_WHAT YOU SHOULD DO_:
Below is a block of data; give all of it again word for word.

_SUPPLIED RECORDS_:
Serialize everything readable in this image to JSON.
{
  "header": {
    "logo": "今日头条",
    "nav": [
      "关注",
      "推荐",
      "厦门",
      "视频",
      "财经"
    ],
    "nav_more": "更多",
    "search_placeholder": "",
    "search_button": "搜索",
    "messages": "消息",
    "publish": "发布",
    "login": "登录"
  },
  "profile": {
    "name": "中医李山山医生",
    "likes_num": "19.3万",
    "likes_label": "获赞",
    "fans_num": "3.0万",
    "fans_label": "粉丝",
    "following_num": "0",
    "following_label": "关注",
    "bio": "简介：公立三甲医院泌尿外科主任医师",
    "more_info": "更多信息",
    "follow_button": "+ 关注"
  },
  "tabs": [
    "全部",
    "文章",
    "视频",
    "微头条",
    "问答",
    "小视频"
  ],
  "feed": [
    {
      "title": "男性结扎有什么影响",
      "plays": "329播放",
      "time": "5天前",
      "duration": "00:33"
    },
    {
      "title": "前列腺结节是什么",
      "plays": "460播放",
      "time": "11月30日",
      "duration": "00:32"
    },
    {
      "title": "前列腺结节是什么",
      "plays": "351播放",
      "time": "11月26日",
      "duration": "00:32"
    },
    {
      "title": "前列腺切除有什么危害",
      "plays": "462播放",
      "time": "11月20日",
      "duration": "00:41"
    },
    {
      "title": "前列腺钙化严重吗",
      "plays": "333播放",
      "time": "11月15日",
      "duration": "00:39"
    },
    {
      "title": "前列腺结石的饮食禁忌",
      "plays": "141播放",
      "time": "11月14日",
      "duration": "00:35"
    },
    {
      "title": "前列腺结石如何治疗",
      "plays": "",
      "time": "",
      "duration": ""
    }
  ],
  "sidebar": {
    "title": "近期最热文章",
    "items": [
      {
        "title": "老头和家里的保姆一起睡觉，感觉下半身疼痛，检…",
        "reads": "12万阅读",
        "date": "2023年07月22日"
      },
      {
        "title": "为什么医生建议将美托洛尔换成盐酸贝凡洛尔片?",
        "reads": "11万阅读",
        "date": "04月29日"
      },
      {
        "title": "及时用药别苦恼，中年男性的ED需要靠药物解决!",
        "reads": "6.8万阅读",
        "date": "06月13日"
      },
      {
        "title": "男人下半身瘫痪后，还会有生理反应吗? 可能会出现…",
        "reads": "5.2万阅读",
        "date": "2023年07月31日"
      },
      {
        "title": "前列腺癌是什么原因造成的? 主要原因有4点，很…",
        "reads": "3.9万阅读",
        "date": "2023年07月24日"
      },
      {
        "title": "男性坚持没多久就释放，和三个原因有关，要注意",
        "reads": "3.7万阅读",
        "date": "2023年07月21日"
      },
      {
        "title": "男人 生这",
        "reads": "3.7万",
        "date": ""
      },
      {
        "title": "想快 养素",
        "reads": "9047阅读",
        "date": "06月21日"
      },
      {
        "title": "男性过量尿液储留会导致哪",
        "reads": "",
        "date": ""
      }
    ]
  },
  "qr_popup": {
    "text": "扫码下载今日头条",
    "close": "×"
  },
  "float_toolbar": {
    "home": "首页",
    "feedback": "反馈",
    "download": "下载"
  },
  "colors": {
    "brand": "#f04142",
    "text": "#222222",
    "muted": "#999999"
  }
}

_FINISHED EXERCISE_:
Serialize everything readable in this image to JSON.
{
  "header": {
    "logo": "今日头条",
    "nav": [
      "关注",
      "推荐",
      "厦门",
      "视频",
      "财经"
    ],
    "nav_more": "更多",
    "search_placeholder": "",
    "search_button": "搜索",
    "messages": "消息",
    "publish": "发布",
    "login": "登录"
  },
  "profile": {
    "name": "中医李山山医生",
    "likes_num": "19.3万",
    "likes_label": "获赞",
    "fans_num": "3.0万",
    "fans_label": "粉丝",
    "following_num": "0",
    "following_label": "关注",
    "bio": "简介：公立三甲医院泌尿外科主任医师",
    "more_info": "更多信息",
    "follow_button": "+ 关注"
  },
  "tabs": [
    "全部",
    "文章",
    "视频",
    "微头条",
    "问答",
    "小视频"
  ],
  "feed": [
    {
      "title": "男性结扎有什么影响",
      "plays": "329播放",
      "time": "5天前",
      "duration": "00:33"
    },
    {
      "title": "前列腺结节是什么",
      "plays": "460播放",
      "time": "11月30日",
      "duration": "00:32"
    },
    {
      "title": "前列腺结节是什么",
      "plays": "351播放",
      "time": "11月26日",
      "duration": "00:32"
    },
    {
      "title": "前列腺切除有什么危害",
      "plays": "462播放",
      "time": "11月20日",
      "duration": "00:41"
    },
    {
      "title": "前列腺钙化严重吗",
      "plays": "333播放",
      "time": "11月15日",
      "duration": "00:39"
    },
    {
      "title": "前列腺结石的饮食禁忌",
      "plays": "141播放",
      "time": "11月14日",
      "duration": "00:35"
    },
    {
      "title": "前列腺结石如何治疗",
      "plays": "",
      "time": "",
      "duration": ""
    }
  ],
  "sidebar": {
    "title": "近期最热文章",
    "items": [
      {
        "title": "老头和家里的保姆一起睡觉，感觉下半身疼痛，检…",
        "reads": "12万阅读",
        "date": "2023年07月22日"
      },
      {
        "title": "为什么医生建议将美托洛尔换成盐酸贝凡洛尔片?",
        "reads": "11万阅读",
        "date": "04月29日"
      },
      {
        "title": "及时用药别苦恼，中年男性的ED需要靠药物解决!",
        "reads": "6.8万阅读",
        "date": "06月13日"
      },
      {
        "title": "男人下半身瘫痪后，还会有生理反应吗? 可能会出现…",
        "reads": "5.2万阅读",
        "date": "2023年07月31日"
      },
      {
        "title": "前列腺癌是什么原因造成的? 主要原因有4点，很…",
        "reads": "3.9万阅读",
        "date": "2023年07月24日"
      },
      {
        "title": "男性坚持没多久就释放，和三个原因有关，要注意",
        "reads": "3.7万阅读",
        "date": "2023年07月21日"
      },
      {
        "title": "男人 生这",
        "reads": "3.7万",
        "date": ""
      },
      {
        "title": "想快 养素",
        "reads": "9047阅读",
        "date": "06月21日"
      },
      {
        "title": "男性过量尿液储留会导致哪",
        "reads": "",
        "date": ""
      }
    ]
  },
  "qr_popup": {
    "text": "扫码下载今日头条",
    "close": "×"
  },
  "float_toolbar": {
    "home": "首页",
    "feedback": "反馈",
    "download": "下载"
  },
  "colors": {
    "brand": "#f04142",
    "text": "#222222",
    "muted": "#999999"
  }
}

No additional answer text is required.